## Task brief
Give all the lines below again, exactly, with no pictures.

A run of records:

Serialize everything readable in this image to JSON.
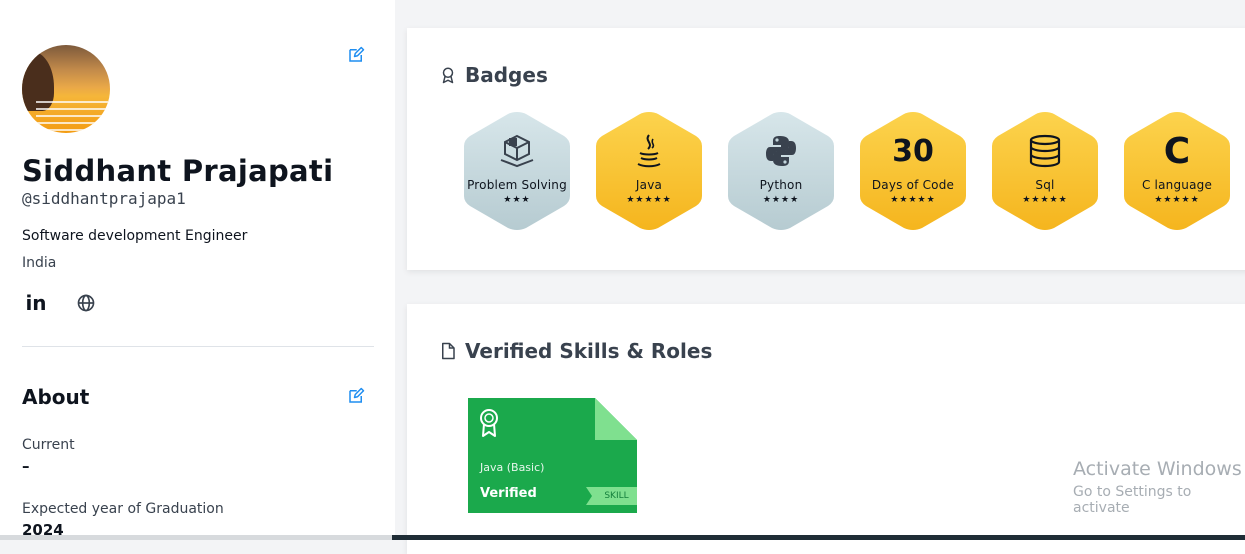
{
  "profile": {
    "name": "Siddhant Prajapati",
    "handle": "@siddhantprajapa1",
    "role": "Software development Engineer",
    "country": "India",
    "social": [
      {
        "icon": "linkedin-icon",
        "label": "in"
      },
      {
        "icon": "globe-icon"
      }
    ]
  },
  "about": {
    "title": "About",
    "current_label": "Current",
    "current_value": "–",
    "graduation_label": "Expected year of Graduation",
    "graduation_value": "2024"
  },
  "badges": {
    "title": "Badges",
    "items": [
      {
        "name": "Problem Solving",
        "stars": "★★★",
        "icon": "problem-solving-icon",
        "style": "silver"
      },
      {
        "name": "Java",
        "stars": "★★★★★",
        "icon": "java-icon",
        "style": "gold"
      },
      {
        "name": "Python",
        "stars": "★★★★",
        "icon": "python-icon",
        "style": "silver"
      },
      {
        "name": "Days of Code",
        "stars": "★★★★★",
        "icon": "30",
        "style": "gold"
      },
      {
        "name": "Sql",
        "stars": "★★★★★",
        "icon": "database-icon",
        "style": "gold"
      },
      {
        "name": "C language",
        "stars": "★★★★★",
        "icon": "C",
        "style": "gold"
      }
    ]
  },
  "skills": {
    "title": "Verified Skills & Roles",
    "items": [
      {
        "name": "Java (Basic)",
        "status": "Verified",
        "tag": "SKILL"
      }
    ]
  },
  "watermark": {
    "line1": "Activate Windows",
    "line2": "Go to Settings to activate"
  },
  "colors": {
    "gold": "#fbc02d",
    "silver": "#c3d6dc",
    "skill_green": "#1ba94c",
    "accent": "#1f8ef1"
  }
}
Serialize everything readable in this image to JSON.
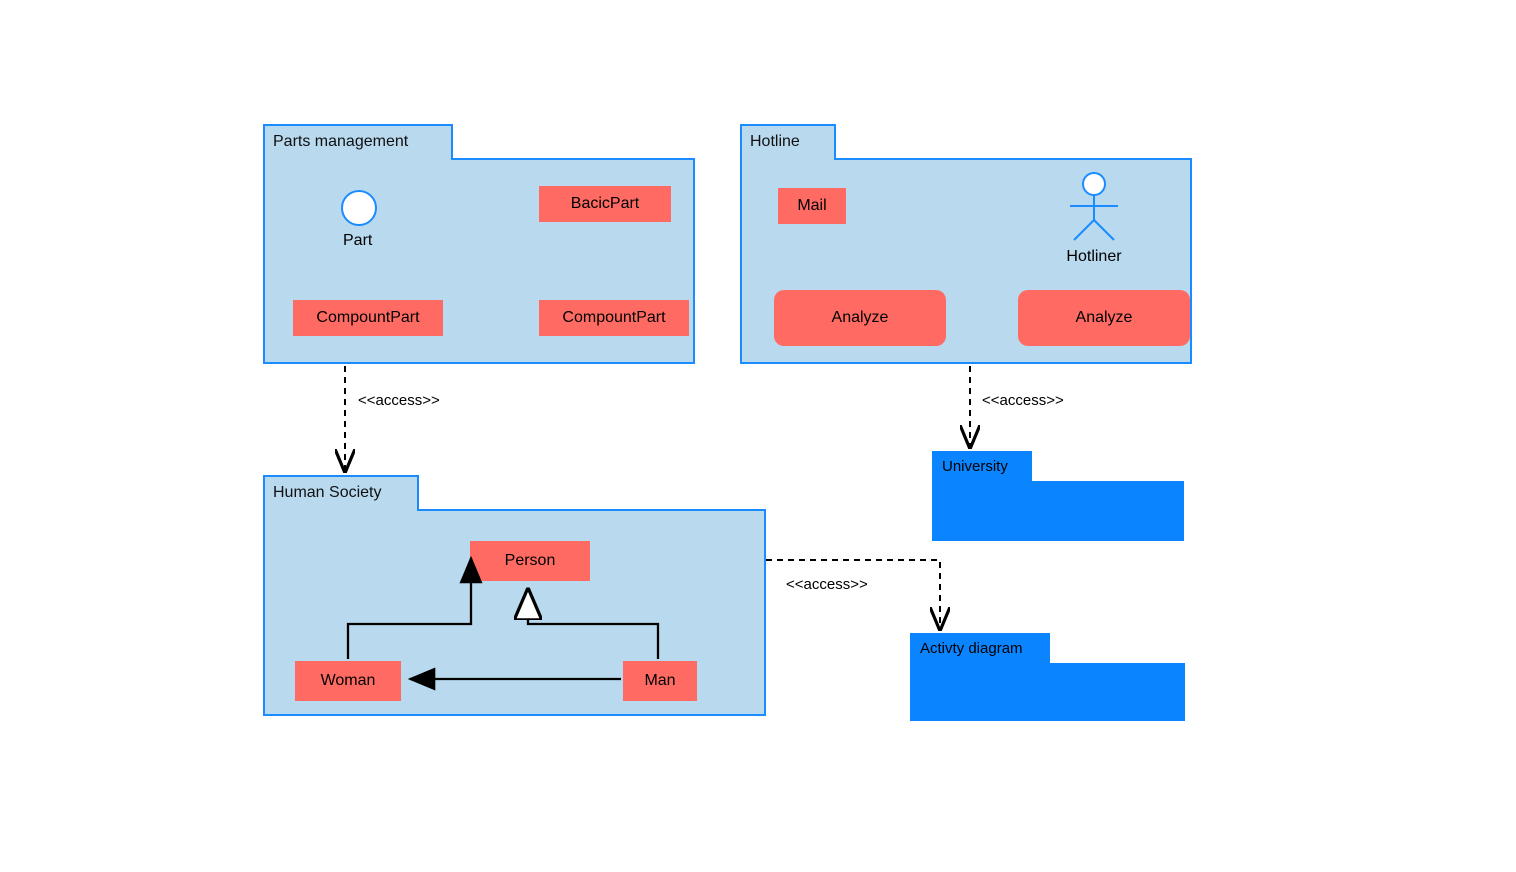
{
  "packages": {
    "parts_management": {
      "title": "Parts management",
      "part_label": "Part",
      "basic_part": "BacicPart",
      "compount_part_1": "CompountPart",
      "compount_part_2": "CompountPart"
    },
    "hotline": {
      "title": "Hotline",
      "mail": "Mail",
      "actor": "Hotliner",
      "analyze_1": "Analyze",
      "analyze_2": "Analyze"
    },
    "human_society": {
      "title": "Human Society",
      "person": "Person",
      "woman": "Woman",
      "man": "Man"
    },
    "university": {
      "title": "University"
    },
    "activity": {
      "title": "Activty diagram"
    }
  },
  "connections": {
    "access_1": "<<access>>",
    "access_2": "<<access>>",
    "access_3": "<<access>>"
  }
}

## The output
Serialize everything readable in this image to JSON.
{
  "profile": {
    "name": "Siddhant Prajapati",
    "handle": "@siddhantprajapa1",
    "role": "Software development Engineer",
    "country": "India",
    "social": [
      {
        "icon": "linkedin-icon",
        "label": "in"
      },
      {
        "icon": "globe-icon"
      }
    ]
  },
  "about": {
    "title": "About",
    "current_label": "Current",
    "current_value": "–",
    "graduation_label": "Expected year of Graduation",
    "graduation_value": "2024"
  },
  "badges": {
    "title": "Badges",
    "items": [
      {
        "name": "Problem Solving",
        "stars": "★★★",
        "icon": "problem-solving-icon",
        "style": "silver"
      },
      {
        "name": "Java",
        "stars": "★★★★★",
        "icon": "java-icon",
        "style": "gold"
      },
      {
        "name": "Python",
        "stars": "★★★★",
        "icon": "python-icon",
        "style": "silver"
      },
      {
        "name": "Days of Code",
        "stars": "★★★★★",
        "icon": "30",
        "style": "gold"
      },
      {
        "name": "Sql",
        "stars": "★★★★★",
        "icon": "database-icon",
        "style": "gold"
      },
      {
        "name": "C language",
        "stars": "★★★★★",
        "icon": "C",
        "style": "gold"
      }
    ]
  },
  "skills": {
    "title": "Verified Skills & Roles",
    "items": [
      {
        "name": "Java (Basic)",
        "status": "Verified",
        "tag": "SKILL"
      }
    ]
  },
  "watermark": {
    "line1": "Activate Windows",
    "line2": "Go to Settings to activate"
  },
  "colors": {
    "gold": "#fbc02d",
    "silver": "#c3d6dc",
    "skill_green": "#1ba94c",
    "accent": "#1f8ef1"
  }
}
Serialize everything readable in this image to JSON.
{
  "packages": {
    "parts_management": {
      "title": "Parts management",
      "part_label": "Part",
      "basic_part": "BacicPart",
      "compount_part_1": "CompountPart",
      "compount_part_2": "CompountPart"
    },
    "hotline": {
      "title": "Hotline",
      "mail": "Mail",
      "actor": "Hotliner",
      "analyze_1": "Analyze",
      "analyze_2": "Analyze"
    },
    "human_society": {
      "title": "Human Society",
      "person": "Person",
      "woman": "Woman",
      "man": "Man"
    },
    "university": {
      "title": "University"
    },
    "activity": {
      "title": "Activty diagram"
    }
  },
  "connections": {
    "access_1": "<<access>>",
    "access_2": "<<access>>",
    "access_3": "<<access>>"
  }
}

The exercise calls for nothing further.